From the listing below, extract each line containing the string "time".

# [Given information]
+++

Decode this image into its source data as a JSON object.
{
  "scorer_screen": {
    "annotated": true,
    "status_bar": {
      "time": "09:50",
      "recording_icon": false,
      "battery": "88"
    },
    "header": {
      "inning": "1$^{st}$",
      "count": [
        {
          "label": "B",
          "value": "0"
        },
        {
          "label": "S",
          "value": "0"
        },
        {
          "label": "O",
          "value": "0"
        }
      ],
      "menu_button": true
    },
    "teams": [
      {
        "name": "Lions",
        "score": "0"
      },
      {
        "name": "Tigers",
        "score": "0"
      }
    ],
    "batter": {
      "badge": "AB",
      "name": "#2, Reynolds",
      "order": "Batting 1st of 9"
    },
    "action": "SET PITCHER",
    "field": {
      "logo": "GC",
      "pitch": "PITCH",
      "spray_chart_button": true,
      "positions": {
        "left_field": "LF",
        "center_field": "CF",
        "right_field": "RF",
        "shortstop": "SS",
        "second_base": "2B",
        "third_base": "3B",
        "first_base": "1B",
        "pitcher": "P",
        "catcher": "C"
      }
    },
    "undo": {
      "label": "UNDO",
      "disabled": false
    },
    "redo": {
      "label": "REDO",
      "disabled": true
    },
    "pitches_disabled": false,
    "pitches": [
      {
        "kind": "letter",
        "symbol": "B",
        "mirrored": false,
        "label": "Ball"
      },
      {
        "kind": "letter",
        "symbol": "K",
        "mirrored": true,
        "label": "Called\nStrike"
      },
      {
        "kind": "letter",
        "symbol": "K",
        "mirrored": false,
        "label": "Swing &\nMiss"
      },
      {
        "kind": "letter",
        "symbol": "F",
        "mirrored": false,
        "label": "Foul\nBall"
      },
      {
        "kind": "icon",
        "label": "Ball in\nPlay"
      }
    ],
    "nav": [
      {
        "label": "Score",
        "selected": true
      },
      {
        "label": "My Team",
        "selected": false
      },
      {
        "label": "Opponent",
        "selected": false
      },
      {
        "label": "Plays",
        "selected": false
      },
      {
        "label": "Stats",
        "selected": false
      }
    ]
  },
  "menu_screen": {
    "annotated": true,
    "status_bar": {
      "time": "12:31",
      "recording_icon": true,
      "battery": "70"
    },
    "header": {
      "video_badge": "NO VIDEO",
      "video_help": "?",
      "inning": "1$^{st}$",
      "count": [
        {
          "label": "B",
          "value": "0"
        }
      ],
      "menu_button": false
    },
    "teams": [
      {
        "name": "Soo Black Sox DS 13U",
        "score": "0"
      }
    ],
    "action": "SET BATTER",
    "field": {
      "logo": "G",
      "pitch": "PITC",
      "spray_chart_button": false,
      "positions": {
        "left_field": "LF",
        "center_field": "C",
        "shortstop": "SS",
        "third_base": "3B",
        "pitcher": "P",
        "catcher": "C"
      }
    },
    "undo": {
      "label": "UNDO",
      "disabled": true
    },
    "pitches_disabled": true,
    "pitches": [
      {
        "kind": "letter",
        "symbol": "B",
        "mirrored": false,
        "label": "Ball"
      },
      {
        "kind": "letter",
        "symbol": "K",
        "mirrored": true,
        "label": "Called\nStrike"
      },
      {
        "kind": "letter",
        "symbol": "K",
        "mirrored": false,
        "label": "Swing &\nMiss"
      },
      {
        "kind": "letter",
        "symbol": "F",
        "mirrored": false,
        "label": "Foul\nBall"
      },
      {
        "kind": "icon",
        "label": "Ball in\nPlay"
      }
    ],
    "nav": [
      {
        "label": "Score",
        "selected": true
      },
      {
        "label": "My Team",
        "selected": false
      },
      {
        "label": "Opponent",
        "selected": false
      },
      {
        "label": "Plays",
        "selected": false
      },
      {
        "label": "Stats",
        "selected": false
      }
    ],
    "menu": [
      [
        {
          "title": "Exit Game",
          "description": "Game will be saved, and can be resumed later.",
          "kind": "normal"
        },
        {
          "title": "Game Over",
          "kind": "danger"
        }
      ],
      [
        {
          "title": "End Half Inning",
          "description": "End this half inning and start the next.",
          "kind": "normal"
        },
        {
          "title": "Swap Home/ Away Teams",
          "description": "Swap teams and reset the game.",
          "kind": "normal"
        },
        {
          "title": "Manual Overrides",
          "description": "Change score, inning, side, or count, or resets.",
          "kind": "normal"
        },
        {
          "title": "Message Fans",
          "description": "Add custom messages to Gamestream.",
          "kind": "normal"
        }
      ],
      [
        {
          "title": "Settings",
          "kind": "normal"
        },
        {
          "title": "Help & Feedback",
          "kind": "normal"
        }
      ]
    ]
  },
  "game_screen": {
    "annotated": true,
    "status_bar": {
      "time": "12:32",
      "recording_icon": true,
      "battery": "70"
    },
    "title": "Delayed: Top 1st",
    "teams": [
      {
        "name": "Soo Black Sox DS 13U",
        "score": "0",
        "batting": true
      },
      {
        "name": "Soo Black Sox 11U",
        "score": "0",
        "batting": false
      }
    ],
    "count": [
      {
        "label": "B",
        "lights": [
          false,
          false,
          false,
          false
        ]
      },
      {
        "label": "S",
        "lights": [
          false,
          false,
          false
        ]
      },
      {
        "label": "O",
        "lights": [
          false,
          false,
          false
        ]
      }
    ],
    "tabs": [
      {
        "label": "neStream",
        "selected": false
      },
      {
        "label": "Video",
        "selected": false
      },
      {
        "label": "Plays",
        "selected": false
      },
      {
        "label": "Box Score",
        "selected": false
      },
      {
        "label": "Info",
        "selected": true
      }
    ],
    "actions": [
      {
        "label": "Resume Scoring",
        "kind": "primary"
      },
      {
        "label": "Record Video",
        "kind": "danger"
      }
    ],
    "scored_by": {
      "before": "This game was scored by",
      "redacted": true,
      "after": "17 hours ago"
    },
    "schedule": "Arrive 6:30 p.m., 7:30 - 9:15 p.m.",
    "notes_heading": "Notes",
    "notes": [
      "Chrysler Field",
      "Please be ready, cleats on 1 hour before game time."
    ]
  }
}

+++

# [Task output]
      "time": "09:50",
      "time": "12:31",
      "time": "12:32",
      "Please be ready, cleats on 1 hour before game time."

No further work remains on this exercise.